What you are asked to do:
The lines to extract begin at the one containing "Read all visible content and emit it as JSON." and run to the end of the listing; set them down exactly and alone.

Records provided:
··········

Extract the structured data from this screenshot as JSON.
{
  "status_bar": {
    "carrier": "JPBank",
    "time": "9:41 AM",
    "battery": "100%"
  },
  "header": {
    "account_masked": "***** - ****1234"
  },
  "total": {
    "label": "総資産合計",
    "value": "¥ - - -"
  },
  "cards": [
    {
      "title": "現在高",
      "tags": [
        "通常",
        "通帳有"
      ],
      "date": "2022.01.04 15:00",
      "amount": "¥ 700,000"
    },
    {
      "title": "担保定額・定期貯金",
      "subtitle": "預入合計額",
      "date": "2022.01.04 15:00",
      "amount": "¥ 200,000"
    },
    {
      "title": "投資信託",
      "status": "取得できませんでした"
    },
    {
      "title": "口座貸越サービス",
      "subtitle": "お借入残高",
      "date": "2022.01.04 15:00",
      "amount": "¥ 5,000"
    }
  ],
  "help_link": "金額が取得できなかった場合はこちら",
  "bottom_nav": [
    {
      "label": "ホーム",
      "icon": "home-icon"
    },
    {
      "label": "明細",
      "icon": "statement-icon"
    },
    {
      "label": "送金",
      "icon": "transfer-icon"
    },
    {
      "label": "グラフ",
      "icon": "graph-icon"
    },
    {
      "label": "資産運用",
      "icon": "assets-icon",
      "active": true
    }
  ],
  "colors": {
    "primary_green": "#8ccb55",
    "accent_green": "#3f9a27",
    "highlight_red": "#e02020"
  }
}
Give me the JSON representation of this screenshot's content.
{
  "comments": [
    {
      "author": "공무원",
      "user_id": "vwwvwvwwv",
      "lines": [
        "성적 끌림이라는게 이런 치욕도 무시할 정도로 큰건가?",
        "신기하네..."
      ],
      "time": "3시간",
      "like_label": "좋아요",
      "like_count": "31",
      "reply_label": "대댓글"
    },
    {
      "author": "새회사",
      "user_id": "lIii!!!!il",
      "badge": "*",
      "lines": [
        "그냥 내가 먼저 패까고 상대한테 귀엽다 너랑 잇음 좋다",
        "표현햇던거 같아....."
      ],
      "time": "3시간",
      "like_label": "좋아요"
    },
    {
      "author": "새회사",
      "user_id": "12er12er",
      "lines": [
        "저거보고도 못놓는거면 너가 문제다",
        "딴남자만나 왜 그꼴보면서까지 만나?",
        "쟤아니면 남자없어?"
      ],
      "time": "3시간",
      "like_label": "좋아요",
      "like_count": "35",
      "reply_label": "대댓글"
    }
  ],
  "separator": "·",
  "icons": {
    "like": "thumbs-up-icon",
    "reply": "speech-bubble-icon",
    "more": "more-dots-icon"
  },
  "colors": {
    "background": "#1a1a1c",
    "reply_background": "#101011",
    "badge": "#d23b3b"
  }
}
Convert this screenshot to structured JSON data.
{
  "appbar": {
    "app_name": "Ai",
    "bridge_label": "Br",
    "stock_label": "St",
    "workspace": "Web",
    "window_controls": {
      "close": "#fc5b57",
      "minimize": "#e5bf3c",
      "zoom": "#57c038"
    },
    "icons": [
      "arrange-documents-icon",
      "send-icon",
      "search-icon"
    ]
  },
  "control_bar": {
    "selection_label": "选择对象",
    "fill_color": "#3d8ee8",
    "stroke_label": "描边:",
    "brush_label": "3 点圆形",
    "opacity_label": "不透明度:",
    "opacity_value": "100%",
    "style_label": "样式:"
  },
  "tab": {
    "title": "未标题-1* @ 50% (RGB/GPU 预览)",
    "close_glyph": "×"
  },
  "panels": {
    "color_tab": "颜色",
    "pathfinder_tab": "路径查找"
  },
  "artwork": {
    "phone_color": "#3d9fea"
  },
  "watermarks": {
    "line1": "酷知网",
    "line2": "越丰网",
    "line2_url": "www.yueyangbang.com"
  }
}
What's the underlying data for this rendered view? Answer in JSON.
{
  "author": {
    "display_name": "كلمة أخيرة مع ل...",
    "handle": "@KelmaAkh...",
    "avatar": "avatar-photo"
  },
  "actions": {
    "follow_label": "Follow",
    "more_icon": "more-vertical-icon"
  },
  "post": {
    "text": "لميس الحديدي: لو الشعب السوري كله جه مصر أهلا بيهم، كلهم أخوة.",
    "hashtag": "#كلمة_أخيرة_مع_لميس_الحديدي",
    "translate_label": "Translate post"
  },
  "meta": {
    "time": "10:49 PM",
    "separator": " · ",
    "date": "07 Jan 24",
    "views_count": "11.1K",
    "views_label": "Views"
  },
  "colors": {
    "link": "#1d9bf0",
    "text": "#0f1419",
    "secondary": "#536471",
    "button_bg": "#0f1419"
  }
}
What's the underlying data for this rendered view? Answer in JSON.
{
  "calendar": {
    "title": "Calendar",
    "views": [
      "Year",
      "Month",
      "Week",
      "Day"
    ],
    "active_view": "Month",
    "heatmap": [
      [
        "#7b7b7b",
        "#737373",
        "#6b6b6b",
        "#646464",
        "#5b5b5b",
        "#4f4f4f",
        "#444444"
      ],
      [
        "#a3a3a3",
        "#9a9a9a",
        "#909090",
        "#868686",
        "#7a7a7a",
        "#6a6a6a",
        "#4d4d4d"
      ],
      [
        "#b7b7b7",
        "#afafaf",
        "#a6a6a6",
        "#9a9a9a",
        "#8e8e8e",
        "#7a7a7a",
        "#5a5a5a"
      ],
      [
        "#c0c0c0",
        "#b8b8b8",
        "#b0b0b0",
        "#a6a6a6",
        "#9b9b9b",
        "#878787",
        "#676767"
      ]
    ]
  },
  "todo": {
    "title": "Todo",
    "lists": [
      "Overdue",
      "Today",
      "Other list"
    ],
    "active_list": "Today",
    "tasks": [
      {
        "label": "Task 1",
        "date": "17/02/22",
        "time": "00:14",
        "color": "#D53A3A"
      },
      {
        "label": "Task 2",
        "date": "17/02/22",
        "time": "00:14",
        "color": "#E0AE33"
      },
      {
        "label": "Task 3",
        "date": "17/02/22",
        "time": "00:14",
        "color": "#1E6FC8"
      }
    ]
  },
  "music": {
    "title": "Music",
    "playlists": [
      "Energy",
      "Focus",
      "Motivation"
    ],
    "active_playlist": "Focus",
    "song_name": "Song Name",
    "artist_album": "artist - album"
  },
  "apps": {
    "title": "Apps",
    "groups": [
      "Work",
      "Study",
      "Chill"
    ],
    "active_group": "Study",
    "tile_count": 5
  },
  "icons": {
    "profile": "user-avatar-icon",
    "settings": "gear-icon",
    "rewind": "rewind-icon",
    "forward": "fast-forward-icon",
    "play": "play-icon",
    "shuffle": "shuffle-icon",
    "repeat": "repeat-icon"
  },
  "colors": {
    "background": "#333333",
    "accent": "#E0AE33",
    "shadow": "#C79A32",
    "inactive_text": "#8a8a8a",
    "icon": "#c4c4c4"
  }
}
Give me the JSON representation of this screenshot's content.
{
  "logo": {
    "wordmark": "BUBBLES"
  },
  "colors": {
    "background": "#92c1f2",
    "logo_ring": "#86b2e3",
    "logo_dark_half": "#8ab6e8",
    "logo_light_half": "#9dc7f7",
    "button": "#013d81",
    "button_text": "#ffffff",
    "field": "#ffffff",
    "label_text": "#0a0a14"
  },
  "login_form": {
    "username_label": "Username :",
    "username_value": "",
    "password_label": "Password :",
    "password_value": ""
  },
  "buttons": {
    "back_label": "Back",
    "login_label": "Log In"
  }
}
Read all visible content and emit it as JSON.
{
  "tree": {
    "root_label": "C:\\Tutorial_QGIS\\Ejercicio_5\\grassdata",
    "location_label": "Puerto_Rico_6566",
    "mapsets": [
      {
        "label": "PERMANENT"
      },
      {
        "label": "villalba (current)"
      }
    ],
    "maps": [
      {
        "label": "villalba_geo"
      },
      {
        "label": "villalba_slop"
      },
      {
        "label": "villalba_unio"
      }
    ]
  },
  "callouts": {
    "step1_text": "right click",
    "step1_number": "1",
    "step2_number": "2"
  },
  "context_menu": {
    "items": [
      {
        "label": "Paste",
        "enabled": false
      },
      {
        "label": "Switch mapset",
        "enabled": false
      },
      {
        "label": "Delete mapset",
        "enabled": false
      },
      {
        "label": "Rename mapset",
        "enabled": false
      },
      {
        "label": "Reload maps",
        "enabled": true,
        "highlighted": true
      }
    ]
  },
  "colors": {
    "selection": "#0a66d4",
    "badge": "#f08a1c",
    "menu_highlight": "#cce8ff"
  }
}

··········

Output:
Read all visible content and emit it as JSON.
{
  "tree": {
    "root_label": "C:\\Tutorial_QGIS\\Ejercicio_5\\grassdata",
    "location_label": "Puerto_Rico_6566",
    "mapsets": [
      {
        "label": "PERMANENT"
      },
      {
        "label": "villalba (current)"
      }
    ],
    "maps": [
      {
        "label": "villalba_geo"
      },
      {
        "label": "villalba_slop"
      },
      {
        "label": "villalba_unio"
      }
    ]
  },
  "callouts": {
    "step1_text": "right click",
    "step1_number": "1",
    "step2_number": "2"
  },
  "context_menu": {
    "items": [
      {
        "label": "Paste",
        "enabled": false
      },
      {
        "label": "Switch mapset",
        "enabled": false
      },
      {
        "label": "Delete mapset",
        "enabled": false
      },
      {
        "label": "Rename mapset",
        "enabled": false
      },
      {
        "label": "Reload maps",
        "enabled": true,
        "highlighted": true
      }
    ]
  },
  "colors": {
    "selection": "#0a66d4",
    "badge": "#f08a1c",
    "menu_highlight": "#cce8ff"
  }
}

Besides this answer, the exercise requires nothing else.